» Job
Reproduce all the entries exactly and keep the pictures out.

» Excerpted data
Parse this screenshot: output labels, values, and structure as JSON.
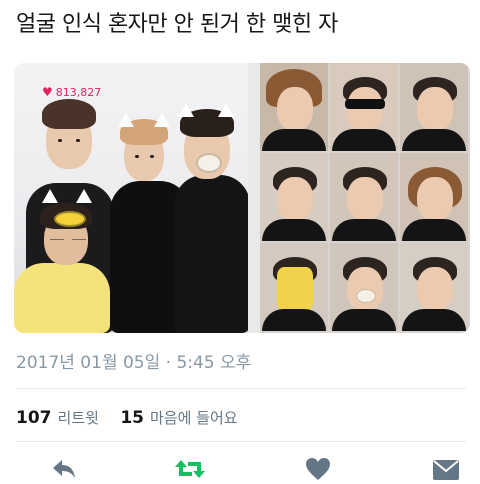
{
  "tweet": {
    "text": "얼굴 인식 혼자만 안 된거 한 맺힌 자",
    "timestamp": "2017년 01월 05일 · 5:45 오후"
  },
  "media": {
    "left_photo_like_count": "813,827"
  },
  "stats": {
    "retweets_count": "107",
    "retweets_label": "리트윗",
    "likes_count": "15",
    "likes_label": "마음에 들어요"
  },
  "actions": [
    {
      "icon": "reply-icon"
    },
    {
      "icon": "retweet-icon",
      "color": "#17bf63"
    },
    {
      "icon": "heart-icon"
    },
    {
      "icon": "message-icon"
    }
  ],
  "colors": {
    "text": "#14171a",
    "muted": "#8899a6",
    "divider": "#e1e8ed",
    "retweet_green": "#17bf63",
    "like_pink": "#e0245e"
  }
}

» Result of this task
Parse this screenshot: output labels, values, and structure as JSON.
{
  "tweet": {
    "text": "얼굴 인식 혼자만 안 된거 한 맺힌 자",
    "timestamp": "2017년 01월 05일 · 5:45 오후"
  },
  "media": {
    "left_photo_like_count": "813,827"
  },
  "stats": {
    "retweets_count": "107",
    "retweets_label": "리트윗",
    "likes_count": "15",
    "likes_label": "마음에 들어요"
  },
  "actions": [
    {
      "icon": "reply-icon"
    },
    {
      "icon": "retweet-icon",
      "color": "#17bf63"
    },
    {
      "icon": "heart-icon"
    },
    {
      "icon": "message-icon"
    }
  ],
  "colors": {
    "text": "#14171a",
    "muted": "#8899a6",
    "divider": "#e1e8ed",
    "retweet_green": "#17bf63",
    "like_pink": "#e0245e"
  }
}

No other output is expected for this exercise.